__The problem__:
All records must be quoted exactly. Omit the pictures.

* BEGIN Supplied entries *

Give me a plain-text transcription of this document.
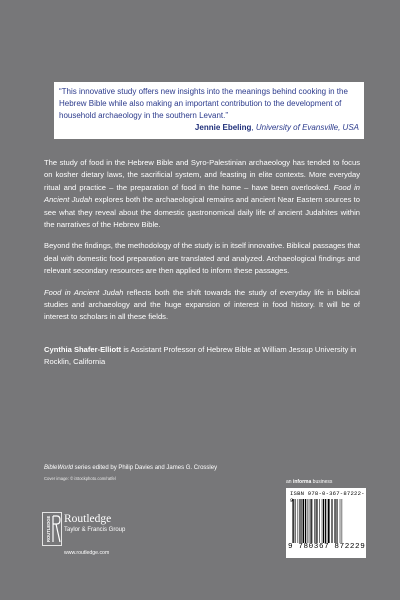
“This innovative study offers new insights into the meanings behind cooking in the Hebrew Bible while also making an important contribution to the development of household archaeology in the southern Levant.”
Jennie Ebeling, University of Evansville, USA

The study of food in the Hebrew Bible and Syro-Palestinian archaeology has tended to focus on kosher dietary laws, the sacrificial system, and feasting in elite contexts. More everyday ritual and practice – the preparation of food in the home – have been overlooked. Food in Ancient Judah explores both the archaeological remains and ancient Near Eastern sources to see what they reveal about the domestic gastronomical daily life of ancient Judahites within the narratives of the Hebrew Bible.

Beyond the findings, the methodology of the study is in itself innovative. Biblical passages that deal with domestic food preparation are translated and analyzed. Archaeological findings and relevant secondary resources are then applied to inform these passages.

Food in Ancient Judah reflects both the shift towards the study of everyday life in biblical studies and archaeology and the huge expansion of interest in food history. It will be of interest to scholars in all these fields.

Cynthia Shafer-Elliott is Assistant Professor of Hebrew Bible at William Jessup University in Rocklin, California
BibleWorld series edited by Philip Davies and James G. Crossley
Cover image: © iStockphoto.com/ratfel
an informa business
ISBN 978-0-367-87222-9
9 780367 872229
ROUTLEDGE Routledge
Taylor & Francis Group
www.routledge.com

* END Supplied entries *

__Task response__:
Give me a plain-text transcription of this document.
“This innovative study offers new insights into the meanings behind cooking in the Hebrew Bible while also making an important contribution to the development of household archaeology in the southern Levant.”
Jennie Ebeling, University of Evansville, USA

The study of food in the Hebrew Bible and Syro-Palestinian archaeology has tended to focus on kosher dietary laws, the sacrificial system, and feasting in elite contexts. More everyday ritual and practice – the preparation of food in the home – have been overlooked. Food in Ancient Judah explores both the archaeological remains and ancient Near Eastern sources to see what they reveal about the domestic gastronomical daily life of ancient Judahites within the narratives of the Hebrew Bible.

Beyond the findings, the methodology of the study is in itself innovative. Biblical passages that deal with domestic food preparation are translated and analyzed. Archaeological findings and relevant secondary resources are then applied to inform these passages.

Food in Ancient Judah reflects both the shift towards the study of everyday life in biblical studies and archaeology and the huge expansion of interest in food history. It will be of interest to scholars in all these fields.

Cynthia Shafer-Elliott is Assistant Professor of Hebrew Bible at William Jessup University in Rocklin, California
BibleWorld series edited by Philip Davies and James G. Crossley
Cover image: © iStockphoto.com/ratfel
an informa business
ISBN 978-0-367-87222-9
9 780367 872229
ROUTLEDGE Routledge
Taylor & Francis Group
www.routledge.com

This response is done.